● **EXCERPTED RECORDS**
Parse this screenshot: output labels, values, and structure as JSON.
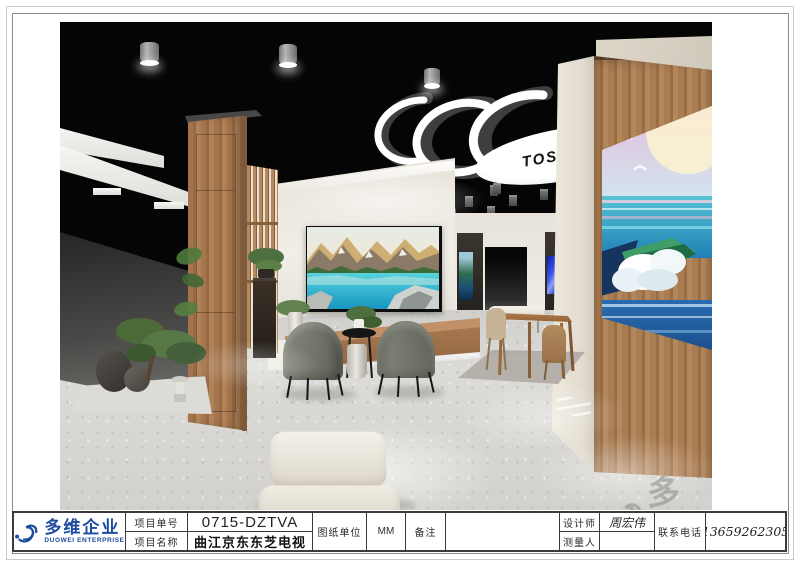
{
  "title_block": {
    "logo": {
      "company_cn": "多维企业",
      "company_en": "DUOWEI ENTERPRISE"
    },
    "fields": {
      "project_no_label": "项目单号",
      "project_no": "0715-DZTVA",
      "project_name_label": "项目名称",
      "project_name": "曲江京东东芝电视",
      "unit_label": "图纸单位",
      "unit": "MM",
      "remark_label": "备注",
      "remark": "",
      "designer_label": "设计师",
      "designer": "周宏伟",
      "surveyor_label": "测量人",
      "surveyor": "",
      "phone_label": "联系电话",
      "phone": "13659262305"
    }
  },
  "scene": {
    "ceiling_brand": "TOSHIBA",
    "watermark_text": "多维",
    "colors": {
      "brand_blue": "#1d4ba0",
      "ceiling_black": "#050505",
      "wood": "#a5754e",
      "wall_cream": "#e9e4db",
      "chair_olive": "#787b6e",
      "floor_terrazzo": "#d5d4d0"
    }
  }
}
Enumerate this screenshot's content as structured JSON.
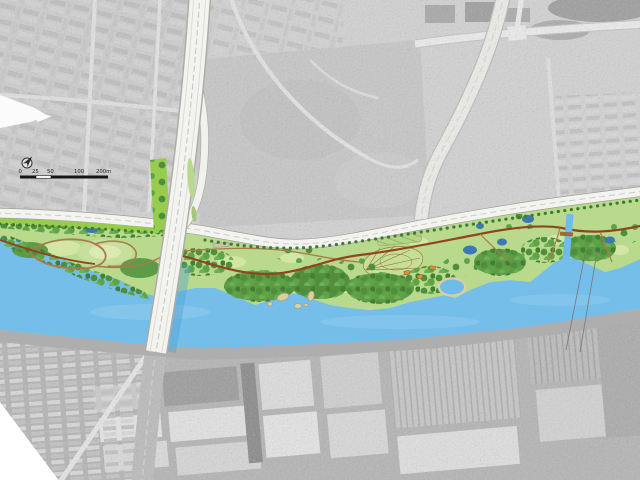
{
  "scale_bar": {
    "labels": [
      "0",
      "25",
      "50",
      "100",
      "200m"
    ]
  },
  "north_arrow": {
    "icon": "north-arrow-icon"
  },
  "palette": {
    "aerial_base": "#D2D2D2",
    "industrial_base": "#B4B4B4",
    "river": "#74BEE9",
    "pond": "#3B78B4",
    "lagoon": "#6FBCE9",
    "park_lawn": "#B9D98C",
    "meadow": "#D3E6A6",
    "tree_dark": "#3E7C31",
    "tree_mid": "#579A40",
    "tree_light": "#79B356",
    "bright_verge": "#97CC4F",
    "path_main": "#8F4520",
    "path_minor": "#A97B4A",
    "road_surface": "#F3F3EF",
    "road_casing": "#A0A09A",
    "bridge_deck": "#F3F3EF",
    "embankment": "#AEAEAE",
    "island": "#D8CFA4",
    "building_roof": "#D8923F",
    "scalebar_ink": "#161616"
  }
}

● **YOUR GOAL**
Each entry above is to be written out again unchanged, apart from the pictures, which are left out.

● **TASK RESPONSE**
Parse this screenshot: output labels, values, and structure as JSON.
{
  "title_block": {
    "logo": {
      "company_cn": "多维企业",
      "company_en": "DUOWEI ENTERPRISE"
    },
    "fields": {
      "project_no_label": "项目单号",
      "project_no": "0715-DZTVA",
      "project_name_label": "项目名称",
      "project_name": "曲江京东东芝电视",
      "unit_label": "图纸单位",
      "unit": "MM",
      "remark_label": "备注",
      "remark": "",
      "designer_label": "设计师",
      "designer": "周宏伟",
      "surveyor_label": "测量人",
      "surveyor": "",
      "phone_label": "联系电话",
      "phone": "13659262305"
    }
  },
  "scene": {
    "ceiling_brand": "TOSHIBA",
    "watermark_text": "多维",
    "colors": {
      "brand_blue": "#1d4ba0",
      "ceiling_black": "#050505",
      "wood": "#a5754e",
      "wall_cream": "#e9e4db",
      "chair_olive": "#787b6e",
      "floor_terrazzo": "#d5d4d0"
    }
  }
}
Enumerate this screenshot's content as structured JSON.
{
  "scale_bar": {
    "labels": [
      "0",
      "25",
      "50",
      "100",
      "200m"
    ]
  },
  "north_arrow": {
    "icon": "north-arrow-icon"
  },
  "palette": {
    "aerial_base": "#D2D2D2",
    "industrial_base": "#B4B4B4",
    "river": "#74BEE9",
    "pond": "#3B78B4",
    "lagoon": "#6FBCE9",
    "park_lawn": "#B9D98C",
    "meadow": "#D3E6A6",
    "tree_dark": "#3E7C31",
    "tree_mid": "#579A40",
    "tree_light": "#79B356",
    "bright_verge": "#97CC4F",
    "path_main": "#8F4520",
    "path_minor": "#A97B4A",
    "road_surface": "#F3F3EF",
    "road_casing": "#A0A09A",
    "bridge_deck": "#F3F3EF",
    "embankment": "#AEAEAE",
    "island": "#D8CFA4",
    "building_roof": "#D8923F",
    "scalebar_ink": "#161616"
  }
}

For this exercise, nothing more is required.